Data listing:
====

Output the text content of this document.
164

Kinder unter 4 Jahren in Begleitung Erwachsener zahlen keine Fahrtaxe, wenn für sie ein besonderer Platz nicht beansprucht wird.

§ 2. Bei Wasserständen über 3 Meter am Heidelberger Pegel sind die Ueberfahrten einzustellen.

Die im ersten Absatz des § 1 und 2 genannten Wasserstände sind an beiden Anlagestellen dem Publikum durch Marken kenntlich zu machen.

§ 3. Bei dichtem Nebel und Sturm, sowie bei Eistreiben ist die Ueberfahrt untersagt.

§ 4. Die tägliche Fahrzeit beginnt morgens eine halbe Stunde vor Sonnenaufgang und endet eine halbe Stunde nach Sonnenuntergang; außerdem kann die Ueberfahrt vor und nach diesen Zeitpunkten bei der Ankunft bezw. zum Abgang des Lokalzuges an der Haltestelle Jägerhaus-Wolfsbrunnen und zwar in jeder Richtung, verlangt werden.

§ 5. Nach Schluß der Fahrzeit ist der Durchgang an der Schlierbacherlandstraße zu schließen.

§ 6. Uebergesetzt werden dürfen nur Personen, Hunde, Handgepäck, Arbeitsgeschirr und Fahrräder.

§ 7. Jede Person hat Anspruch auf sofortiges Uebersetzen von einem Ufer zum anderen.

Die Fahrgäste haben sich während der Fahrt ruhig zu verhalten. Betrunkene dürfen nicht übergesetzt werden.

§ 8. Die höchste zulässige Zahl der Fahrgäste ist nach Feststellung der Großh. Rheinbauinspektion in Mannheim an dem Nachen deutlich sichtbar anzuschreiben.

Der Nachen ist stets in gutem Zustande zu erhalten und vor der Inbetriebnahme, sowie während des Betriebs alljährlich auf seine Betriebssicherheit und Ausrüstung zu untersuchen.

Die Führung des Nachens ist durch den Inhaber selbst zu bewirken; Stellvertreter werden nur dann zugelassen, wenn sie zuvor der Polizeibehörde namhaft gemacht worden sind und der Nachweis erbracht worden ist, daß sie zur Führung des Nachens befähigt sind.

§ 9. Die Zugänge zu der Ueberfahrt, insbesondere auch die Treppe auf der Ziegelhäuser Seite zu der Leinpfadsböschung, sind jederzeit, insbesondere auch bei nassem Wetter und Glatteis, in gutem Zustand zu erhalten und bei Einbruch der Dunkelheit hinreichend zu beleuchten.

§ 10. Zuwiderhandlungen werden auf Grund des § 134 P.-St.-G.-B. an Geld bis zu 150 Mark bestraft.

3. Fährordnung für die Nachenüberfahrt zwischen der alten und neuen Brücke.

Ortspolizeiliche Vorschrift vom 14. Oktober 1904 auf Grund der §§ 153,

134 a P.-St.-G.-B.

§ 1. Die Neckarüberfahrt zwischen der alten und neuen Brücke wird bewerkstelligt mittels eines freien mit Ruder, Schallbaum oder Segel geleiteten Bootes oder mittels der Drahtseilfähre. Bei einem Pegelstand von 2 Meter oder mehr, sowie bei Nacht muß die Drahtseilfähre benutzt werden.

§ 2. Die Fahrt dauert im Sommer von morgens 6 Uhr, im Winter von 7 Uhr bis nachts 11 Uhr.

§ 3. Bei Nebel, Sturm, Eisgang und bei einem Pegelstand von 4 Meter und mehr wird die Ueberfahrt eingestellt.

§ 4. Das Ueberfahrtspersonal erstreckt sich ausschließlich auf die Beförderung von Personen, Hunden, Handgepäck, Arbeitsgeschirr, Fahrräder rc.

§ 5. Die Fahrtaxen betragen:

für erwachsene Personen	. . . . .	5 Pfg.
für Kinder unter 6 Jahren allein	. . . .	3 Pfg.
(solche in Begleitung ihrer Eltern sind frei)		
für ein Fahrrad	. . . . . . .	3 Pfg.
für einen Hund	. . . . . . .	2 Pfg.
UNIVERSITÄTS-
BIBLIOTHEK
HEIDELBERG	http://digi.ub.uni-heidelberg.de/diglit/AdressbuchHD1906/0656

====

Copy out each line of the listing that holds "Jahren".

EXERCISE ANSWER:
Kinder unter 4 Jahren in Begleitung Erwachsener zahlen keine Fahrtaxe, wenn für sie ein besonderer Platz nicht beansprucht wird.
für Kinder unter 6 Jahren allein	. . . .	3 Pfg.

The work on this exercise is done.